— Your objective —
In the lines below, how many hold the word "content"? Answer only with the number.

═════ Supplied data ═════

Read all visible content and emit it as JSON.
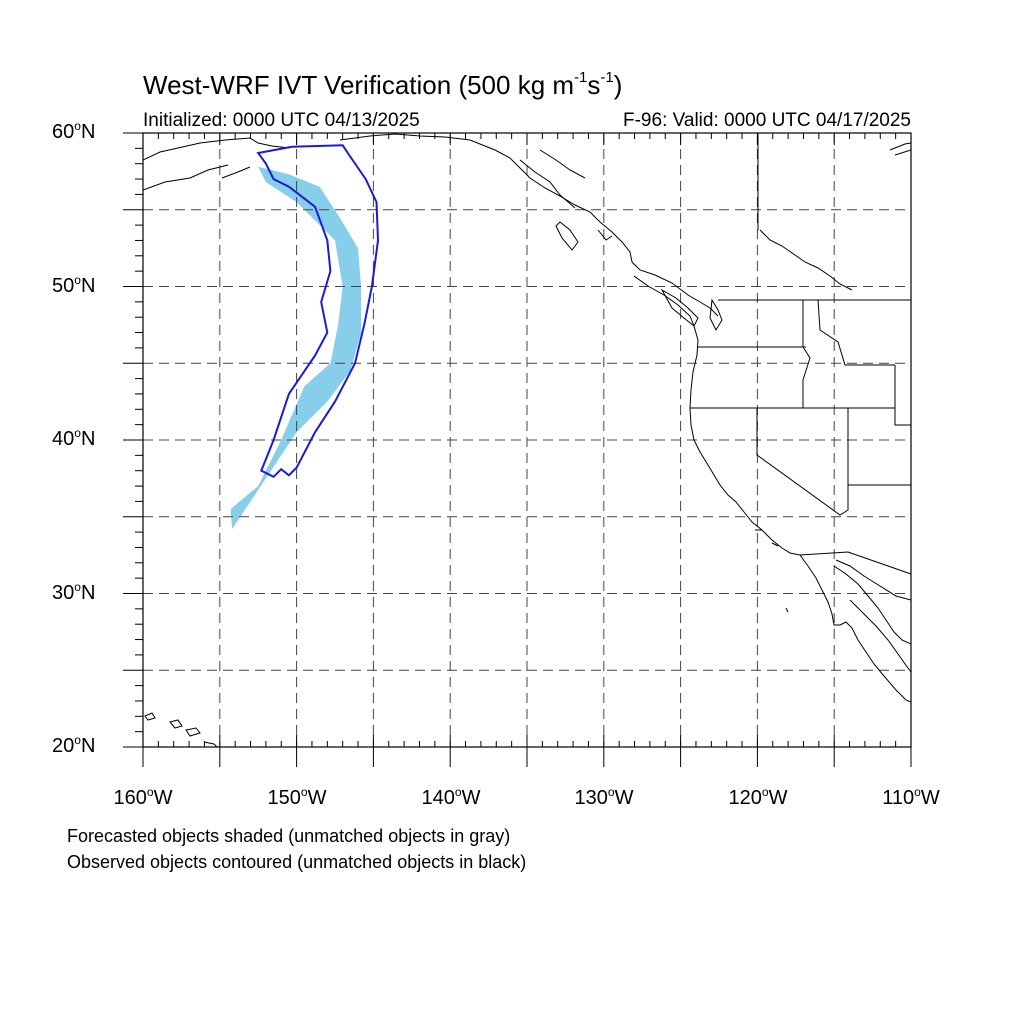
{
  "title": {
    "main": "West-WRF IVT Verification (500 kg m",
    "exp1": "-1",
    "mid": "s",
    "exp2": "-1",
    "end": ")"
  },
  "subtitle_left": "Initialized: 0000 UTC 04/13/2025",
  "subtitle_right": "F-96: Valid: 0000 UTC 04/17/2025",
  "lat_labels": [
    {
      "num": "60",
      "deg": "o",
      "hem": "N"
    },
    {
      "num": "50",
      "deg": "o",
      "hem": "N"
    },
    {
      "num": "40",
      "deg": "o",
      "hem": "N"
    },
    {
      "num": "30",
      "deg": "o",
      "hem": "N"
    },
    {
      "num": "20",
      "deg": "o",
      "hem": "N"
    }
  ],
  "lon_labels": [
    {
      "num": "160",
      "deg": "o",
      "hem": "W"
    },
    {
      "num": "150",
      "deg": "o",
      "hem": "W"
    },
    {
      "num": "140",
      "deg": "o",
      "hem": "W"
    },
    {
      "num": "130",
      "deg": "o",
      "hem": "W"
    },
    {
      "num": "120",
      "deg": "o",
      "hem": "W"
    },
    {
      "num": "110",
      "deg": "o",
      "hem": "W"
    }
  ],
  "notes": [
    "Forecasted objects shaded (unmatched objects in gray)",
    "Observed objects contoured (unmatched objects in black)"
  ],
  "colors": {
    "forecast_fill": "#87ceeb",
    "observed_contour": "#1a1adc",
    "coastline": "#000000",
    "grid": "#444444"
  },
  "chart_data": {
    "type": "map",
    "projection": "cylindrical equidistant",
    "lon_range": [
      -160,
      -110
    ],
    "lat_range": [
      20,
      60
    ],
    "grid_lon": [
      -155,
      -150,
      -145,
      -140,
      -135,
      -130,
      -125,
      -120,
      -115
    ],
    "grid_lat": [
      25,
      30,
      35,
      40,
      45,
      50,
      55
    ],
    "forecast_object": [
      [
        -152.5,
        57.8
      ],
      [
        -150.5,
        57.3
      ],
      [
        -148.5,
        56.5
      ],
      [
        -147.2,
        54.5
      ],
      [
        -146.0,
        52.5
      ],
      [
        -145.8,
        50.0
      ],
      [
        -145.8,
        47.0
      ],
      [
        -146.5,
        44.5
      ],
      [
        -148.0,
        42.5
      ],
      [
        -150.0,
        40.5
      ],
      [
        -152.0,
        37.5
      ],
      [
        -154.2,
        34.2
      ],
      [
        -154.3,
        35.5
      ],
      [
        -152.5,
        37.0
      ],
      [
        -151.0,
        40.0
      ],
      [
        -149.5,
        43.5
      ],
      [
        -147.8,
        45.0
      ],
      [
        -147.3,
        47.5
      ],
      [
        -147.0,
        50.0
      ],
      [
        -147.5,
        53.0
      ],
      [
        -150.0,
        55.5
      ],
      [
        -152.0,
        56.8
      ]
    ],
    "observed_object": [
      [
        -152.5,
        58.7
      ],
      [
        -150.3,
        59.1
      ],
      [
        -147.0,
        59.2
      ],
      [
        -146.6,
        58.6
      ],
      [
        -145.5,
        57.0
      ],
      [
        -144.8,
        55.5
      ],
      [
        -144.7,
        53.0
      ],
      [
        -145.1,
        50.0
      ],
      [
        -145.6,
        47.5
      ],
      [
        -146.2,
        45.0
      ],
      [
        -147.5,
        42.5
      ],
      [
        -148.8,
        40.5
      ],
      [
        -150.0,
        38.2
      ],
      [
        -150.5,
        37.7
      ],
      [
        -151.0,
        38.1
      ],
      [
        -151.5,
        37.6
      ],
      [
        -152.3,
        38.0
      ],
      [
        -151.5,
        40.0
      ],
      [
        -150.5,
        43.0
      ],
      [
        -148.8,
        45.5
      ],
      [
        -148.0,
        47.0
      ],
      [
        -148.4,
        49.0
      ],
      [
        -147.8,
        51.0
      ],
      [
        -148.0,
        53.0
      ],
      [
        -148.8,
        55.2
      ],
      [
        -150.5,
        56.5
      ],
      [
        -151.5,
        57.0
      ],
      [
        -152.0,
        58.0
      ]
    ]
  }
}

═════
═════ Supplied data ═════

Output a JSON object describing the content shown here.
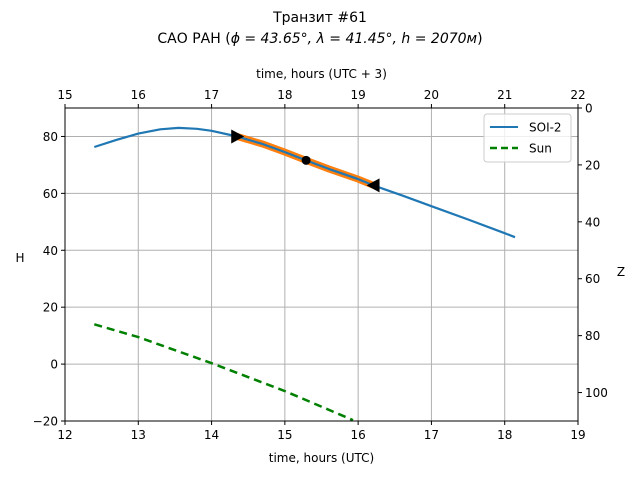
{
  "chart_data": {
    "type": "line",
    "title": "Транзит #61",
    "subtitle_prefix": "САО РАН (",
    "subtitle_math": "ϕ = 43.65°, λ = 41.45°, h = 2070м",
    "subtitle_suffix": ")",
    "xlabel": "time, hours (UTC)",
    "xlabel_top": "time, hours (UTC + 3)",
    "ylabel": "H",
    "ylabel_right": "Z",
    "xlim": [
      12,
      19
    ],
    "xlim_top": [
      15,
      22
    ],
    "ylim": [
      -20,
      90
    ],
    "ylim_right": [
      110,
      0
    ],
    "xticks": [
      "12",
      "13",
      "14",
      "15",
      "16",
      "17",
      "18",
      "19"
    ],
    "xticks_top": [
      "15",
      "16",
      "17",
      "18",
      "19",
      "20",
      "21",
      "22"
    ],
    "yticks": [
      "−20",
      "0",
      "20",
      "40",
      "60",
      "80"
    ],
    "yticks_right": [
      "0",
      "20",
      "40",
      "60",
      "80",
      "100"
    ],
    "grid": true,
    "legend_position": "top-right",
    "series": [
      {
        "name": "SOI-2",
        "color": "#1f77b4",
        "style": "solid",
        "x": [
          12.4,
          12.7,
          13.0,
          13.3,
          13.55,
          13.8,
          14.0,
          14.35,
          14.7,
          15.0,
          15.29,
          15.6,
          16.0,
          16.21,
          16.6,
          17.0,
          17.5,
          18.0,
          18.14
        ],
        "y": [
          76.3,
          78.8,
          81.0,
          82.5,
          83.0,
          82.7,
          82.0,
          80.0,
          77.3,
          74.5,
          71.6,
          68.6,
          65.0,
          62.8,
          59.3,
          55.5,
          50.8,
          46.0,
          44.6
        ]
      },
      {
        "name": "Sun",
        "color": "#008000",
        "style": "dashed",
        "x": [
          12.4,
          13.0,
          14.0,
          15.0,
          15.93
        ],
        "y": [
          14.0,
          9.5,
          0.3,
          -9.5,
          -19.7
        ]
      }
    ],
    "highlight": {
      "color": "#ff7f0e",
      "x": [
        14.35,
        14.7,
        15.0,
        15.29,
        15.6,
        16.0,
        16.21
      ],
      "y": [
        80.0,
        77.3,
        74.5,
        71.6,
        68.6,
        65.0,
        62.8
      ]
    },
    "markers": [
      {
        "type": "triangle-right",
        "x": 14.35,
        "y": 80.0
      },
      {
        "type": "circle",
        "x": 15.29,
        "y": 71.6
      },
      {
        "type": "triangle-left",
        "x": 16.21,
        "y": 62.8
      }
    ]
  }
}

═════

— Written answer —
2